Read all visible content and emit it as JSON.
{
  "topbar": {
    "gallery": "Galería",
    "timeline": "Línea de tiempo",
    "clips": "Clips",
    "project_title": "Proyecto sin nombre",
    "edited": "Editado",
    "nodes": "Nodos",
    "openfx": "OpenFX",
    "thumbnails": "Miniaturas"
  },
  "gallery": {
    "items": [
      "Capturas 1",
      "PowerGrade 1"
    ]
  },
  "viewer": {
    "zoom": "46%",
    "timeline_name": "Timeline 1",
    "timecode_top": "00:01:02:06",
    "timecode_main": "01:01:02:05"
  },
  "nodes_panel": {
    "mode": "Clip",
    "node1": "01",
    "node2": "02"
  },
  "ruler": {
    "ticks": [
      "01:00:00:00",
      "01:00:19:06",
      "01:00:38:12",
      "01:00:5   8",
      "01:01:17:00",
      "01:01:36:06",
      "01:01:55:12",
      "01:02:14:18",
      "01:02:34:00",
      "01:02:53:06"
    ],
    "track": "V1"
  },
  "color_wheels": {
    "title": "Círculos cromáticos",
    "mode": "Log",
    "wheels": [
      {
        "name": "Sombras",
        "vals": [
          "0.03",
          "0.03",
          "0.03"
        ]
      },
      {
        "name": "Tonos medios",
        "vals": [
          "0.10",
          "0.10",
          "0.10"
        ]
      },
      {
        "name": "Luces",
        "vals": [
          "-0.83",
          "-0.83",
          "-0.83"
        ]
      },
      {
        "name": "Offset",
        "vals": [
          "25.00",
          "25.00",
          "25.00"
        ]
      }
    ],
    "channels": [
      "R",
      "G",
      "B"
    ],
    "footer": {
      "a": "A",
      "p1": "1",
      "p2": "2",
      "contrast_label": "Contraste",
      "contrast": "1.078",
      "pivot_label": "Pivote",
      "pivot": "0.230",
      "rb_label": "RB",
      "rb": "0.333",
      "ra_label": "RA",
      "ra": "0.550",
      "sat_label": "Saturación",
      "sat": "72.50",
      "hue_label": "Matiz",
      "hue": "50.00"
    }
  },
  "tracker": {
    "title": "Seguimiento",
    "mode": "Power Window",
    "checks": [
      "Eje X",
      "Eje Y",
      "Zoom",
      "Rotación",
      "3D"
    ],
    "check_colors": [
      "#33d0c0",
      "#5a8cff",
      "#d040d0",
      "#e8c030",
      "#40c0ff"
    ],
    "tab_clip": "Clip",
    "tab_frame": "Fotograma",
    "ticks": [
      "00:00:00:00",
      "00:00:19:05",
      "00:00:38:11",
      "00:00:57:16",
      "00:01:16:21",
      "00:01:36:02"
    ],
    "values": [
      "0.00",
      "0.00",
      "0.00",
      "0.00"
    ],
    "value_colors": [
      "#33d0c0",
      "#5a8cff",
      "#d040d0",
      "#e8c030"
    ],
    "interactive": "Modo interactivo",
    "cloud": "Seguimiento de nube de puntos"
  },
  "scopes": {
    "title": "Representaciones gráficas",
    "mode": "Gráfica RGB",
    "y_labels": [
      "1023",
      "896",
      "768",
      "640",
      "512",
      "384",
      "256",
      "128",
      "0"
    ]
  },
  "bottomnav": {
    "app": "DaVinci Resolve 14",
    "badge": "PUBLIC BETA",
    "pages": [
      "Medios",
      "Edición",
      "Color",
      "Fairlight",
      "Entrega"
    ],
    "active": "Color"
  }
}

:::

• [Exercise details] Copy the records above exactly as they appear.

• [Expected output]
Read all visible content and emit it as JSON.
{
  "topbar": {
    "gallery": "Galería",
    "timeline": "Línea de tiempo",
    "clips": "Clips",
    "project_title": "Proyecto sin nombre",
    "edited": "Editado",
    "nodes": "Nodos",
    "openfx": "OpenFX",
    "thumbnails": "Miniaturas"
  },
  "gallery": {
    "items": [
      "Capturas 1",
      "PowerGrade 1"
    ]
  },
  "viewer": {
    "zoom": "46%",
    "timeline_name": "Timeline 1",
    "timecode_top": "00:01:02:06",
    "timecode_main": "01:01:02:05"
  },
  "nodes_panel": {
    "mode": "Clip",
    "node1": "01",
    "node2": "02"
  },
  "ruler": {
    "ticks": [
      "01:00:00:00",
      "01:00:19:06",
      "01:00:38:12",
      "01:00:5   8",
      "01:01:17:00",
      "01:01:36:06",
      "01:01:55:12",
      "01:02:14:18",
      "01:02:34:00",
      "01:02:53:06"
    ],
    "track": "V1"
  },
  "color_wheels": {
    "title": "Círculos cromáticos",
    "mode": "Log",
    "wheels": [
      {
        "name": "Sombras",
        "vals": [
          "0.03",
          "0.03",
          "0.03"
        ]
      },
      {
        "name": "Tonos medios",
        "vals": [
          "0.10",
          "0.10",
          "0.10"
        ]
      },
      {
        "name": "Luces",
        "vals": [
          "-0.83",
          "-0.83",
          "-0.83"
        ]
      },
      {
        "name": "Offset",
        "vals": [
          "25.00",
          "25.00",
          "25.00"
        ]
      }
    ],
    "channels": [
      "R",
      "G",
      "B"
    ],
    "footer": {
      "a": "A",
      "p1": "1",
      "p2": "2",
      "contrast_label": "Contraste",
      "contrast": "1.078",
      "pivot_label": "Pivote",
      "pivot": "0.230",
      "rb_label": "RB",
      "rb": "0.333",
      "ra_label": "RA",
      "ra": "0.550",
      "sat_label": "Saturación",
      "sat": "72.50",
      "hue_label": "Matiz",
      "hue": "50.00"
    }
  },
  "tracker": {
    "title": "Seguimiento",
    "mode": "Power Window",
    "checks": [
      "Eje X",
      "Eje Y",
      "Zoom",
      "Rotación",
      "3D"
    ],
    "check_colors": [
      "#33d0c0",
      "#5a8cff",
      "#d040d0",
      "#e8c030",
      "#40c0ff"
    ],
    "tab_clip": "Clip",
    "tab_frame": "Fotograma",
    "ticks": [
      "00:00:00:00",
      "00:00:19:05",
      "00:00:38:11",
      "00:00:57:16",
      "00:01:16:21",
      "00:01:36:02"
    ],
    "values": [
      "0.00",
      "0.00",
      "0.00",
      "0.00"
    ],
    "value_colors": [
      "#33d0c0",
      "#5a8cff",
      "#d040d0",
      "#e8c030"
    ],
    "interactive": "Modo interactivo",
    "cloud": "Seguimiento de nube de puntos"
  },
  "scopes": {
    "title": "Representaciones gráficas",
    "mode": "Gráfica RGB",
    "y_labels": [
      "1023",
      "896",
      "768",
      "640",
      "512",
      "384",
      "256",
      "128",
      "0"
    ]
  },
  "bottomnav": {
    "app": "DaVinci Resolve 14",
    "badge": "PUBLIC BETA",
    "pages": [
      "Medios",
      "Edición",
      "Color",
      "Fairlight",
      "Entrega"
    ],
    "active": "Color"
  }
}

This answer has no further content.